Exercise details – Retype every entry exactly, character for character.

Records supplied –
-- begin --

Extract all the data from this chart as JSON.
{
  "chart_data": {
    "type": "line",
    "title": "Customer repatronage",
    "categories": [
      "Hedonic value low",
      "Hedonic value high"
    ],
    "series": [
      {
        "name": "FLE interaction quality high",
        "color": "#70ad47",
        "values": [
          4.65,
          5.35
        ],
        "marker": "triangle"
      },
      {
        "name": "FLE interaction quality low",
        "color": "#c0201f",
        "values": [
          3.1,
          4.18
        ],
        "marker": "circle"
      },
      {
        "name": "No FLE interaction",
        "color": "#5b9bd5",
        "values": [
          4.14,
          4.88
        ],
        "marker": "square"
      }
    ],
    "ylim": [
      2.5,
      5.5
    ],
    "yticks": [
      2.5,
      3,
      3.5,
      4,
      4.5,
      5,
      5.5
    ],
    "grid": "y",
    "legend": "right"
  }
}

-- end --

The answer –
Extract all the data from this chart as JSON.
{
  "chart_data": {
    "type": "line",
    "title": "Customer repatronage",
    "categories": [
      "Hedonic value low",
      "Hedonic value high"
    ],
    "series": [
      {
        "name": "FLE interaction quality high",
        "color": "#70ad47",
        "values": [
          4.65,
          5.35
        ],
        "marker": "triangle"
      },
      {
        "name": "FLE interaction quality low",
        "color": "#c0201f",
        "values": [
          3.1,
          4.18
        ],
        "marker": "circle"
      },
      {
        "name": "No FLE interaction",
        "color": "#5b9bd5",
        "values": [
          4.14,
          4.88
        ],
        "marker": "square"
      }
    ],
    "ylim": [
      2.5,
      5.5
    ],
    "yticks": [
      2.5,
      3,
      3.5,
      4,
      4.5,
      5,
      5.5
    ],
    "grid": "y",
    "legend": "right"
  }
}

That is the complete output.